| What is required |
Scan the records below. List lines holding "noise".

| Material provided |
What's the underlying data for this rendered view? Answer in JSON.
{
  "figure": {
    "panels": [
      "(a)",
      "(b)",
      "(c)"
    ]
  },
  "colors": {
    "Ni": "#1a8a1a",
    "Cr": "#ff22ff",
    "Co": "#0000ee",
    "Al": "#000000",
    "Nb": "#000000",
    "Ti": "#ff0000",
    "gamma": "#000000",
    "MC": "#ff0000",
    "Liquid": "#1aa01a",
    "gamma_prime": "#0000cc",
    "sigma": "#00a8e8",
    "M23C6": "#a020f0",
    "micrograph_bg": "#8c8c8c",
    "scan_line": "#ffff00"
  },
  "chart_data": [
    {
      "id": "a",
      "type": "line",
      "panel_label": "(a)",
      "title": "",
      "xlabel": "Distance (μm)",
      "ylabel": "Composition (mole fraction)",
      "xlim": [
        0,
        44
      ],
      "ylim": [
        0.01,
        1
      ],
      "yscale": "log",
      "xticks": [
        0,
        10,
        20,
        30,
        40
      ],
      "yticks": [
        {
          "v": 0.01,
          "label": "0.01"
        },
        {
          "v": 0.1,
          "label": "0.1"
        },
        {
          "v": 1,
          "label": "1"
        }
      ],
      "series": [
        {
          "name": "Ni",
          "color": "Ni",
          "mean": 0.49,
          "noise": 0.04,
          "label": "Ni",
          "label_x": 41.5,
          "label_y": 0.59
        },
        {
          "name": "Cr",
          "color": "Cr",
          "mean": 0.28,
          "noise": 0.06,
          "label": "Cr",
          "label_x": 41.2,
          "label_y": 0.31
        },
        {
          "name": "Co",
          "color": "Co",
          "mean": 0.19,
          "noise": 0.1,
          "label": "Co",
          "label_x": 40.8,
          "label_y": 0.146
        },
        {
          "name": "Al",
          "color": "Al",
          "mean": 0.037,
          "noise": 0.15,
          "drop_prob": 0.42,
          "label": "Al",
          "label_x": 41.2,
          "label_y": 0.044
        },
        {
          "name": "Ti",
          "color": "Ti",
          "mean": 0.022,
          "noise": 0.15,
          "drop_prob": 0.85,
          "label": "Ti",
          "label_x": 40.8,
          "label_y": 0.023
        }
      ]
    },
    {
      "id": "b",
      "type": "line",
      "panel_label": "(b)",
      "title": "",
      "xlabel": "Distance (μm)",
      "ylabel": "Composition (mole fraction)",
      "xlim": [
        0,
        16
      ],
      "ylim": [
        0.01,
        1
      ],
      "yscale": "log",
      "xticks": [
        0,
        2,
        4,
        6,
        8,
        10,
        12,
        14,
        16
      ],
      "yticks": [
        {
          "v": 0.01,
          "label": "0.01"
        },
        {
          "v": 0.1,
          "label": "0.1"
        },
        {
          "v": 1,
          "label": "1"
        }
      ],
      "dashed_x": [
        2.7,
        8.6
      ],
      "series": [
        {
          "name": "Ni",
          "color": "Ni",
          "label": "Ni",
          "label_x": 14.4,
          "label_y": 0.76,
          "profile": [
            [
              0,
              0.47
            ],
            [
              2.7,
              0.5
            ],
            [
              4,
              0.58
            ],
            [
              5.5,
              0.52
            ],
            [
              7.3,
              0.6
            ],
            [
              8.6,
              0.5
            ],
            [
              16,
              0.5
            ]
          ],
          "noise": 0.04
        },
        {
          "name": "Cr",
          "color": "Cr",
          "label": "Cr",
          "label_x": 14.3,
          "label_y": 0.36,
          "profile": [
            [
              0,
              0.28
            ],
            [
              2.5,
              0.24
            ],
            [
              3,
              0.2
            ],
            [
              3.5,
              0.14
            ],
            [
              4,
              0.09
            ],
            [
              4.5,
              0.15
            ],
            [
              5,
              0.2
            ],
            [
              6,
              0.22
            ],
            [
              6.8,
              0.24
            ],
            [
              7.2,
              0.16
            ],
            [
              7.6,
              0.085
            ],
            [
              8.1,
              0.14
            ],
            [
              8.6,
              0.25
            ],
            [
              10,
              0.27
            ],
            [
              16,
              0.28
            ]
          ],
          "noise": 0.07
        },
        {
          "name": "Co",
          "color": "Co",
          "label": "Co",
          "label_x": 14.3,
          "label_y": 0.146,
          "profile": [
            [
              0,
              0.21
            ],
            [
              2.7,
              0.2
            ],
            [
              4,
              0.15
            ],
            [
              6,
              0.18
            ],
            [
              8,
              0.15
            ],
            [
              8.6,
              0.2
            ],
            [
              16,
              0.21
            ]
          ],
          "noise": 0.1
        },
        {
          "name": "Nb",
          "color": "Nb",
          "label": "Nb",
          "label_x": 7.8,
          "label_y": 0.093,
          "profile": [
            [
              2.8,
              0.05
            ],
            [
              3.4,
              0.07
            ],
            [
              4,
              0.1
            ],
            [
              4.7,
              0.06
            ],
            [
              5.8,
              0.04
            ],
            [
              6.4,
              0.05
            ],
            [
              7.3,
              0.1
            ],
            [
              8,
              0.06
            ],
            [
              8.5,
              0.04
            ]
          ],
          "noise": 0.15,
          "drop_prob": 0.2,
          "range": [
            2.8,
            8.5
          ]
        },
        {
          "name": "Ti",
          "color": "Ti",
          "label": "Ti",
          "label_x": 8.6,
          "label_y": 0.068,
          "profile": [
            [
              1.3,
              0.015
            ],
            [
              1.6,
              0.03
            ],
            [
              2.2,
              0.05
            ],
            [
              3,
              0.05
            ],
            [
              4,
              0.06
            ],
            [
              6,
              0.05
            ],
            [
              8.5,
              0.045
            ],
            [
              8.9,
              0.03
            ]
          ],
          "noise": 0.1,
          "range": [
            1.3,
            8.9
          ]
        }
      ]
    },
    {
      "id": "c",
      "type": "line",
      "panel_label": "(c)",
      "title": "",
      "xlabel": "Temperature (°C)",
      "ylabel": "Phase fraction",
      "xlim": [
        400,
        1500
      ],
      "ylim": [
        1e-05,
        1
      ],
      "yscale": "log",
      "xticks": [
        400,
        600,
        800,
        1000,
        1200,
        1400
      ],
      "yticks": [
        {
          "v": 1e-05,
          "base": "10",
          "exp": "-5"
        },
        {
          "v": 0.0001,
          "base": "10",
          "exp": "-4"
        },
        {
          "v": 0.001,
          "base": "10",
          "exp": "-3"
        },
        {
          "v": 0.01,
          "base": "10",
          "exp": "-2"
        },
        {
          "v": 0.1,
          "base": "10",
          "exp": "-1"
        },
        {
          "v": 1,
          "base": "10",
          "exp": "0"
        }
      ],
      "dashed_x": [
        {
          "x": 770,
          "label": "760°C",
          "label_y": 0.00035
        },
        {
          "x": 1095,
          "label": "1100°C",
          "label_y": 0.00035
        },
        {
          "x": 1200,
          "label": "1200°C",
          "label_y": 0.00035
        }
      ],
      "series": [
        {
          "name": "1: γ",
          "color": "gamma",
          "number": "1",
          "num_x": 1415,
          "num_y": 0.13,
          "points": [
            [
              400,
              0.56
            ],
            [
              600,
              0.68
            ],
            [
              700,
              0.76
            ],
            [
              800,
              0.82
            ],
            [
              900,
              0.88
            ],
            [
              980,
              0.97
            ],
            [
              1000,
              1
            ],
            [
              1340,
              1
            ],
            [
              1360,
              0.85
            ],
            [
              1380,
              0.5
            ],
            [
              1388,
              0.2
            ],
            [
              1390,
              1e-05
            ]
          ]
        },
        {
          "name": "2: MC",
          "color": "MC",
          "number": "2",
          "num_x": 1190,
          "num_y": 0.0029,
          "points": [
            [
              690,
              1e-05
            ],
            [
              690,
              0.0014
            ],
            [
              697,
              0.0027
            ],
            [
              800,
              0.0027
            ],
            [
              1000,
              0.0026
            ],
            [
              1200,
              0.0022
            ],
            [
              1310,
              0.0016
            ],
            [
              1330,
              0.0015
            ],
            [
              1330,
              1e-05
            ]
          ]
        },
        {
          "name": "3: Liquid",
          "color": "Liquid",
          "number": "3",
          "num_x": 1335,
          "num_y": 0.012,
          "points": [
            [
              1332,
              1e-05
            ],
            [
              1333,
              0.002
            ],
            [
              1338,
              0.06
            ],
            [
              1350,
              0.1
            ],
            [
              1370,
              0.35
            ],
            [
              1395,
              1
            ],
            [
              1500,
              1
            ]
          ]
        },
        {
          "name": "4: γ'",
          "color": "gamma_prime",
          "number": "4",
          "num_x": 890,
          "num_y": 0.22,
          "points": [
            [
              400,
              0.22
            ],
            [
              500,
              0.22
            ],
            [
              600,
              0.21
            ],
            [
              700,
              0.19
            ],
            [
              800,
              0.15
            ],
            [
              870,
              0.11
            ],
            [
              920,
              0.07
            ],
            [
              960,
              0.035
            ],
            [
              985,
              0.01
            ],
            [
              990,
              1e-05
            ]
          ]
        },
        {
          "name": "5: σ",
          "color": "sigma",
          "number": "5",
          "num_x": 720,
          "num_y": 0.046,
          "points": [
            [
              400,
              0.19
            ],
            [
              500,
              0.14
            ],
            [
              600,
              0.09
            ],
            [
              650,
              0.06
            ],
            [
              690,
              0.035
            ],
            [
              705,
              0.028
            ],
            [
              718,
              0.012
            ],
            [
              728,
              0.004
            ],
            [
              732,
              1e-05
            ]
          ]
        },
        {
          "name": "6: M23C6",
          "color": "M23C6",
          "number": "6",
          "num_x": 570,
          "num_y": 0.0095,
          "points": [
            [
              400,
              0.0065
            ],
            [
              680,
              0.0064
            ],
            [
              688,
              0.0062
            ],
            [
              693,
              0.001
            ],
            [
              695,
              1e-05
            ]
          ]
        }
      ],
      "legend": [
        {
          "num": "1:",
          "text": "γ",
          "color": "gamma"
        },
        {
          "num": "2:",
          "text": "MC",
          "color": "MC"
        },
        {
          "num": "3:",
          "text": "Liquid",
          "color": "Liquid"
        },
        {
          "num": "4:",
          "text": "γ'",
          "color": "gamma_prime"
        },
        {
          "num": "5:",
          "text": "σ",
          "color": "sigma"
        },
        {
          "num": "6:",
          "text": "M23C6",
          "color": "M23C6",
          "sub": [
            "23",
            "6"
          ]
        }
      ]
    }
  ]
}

| Result below |
          "noise": 0.04,
          "noise": 0.06,
          "noise": 0.1,
          "noise": 0.15,
          "noise": 0.15,
          "noise": 0.04
          "noise": 0.07
          "noise": 0.1
          "noise": 0.15,
          "noise": 0.1,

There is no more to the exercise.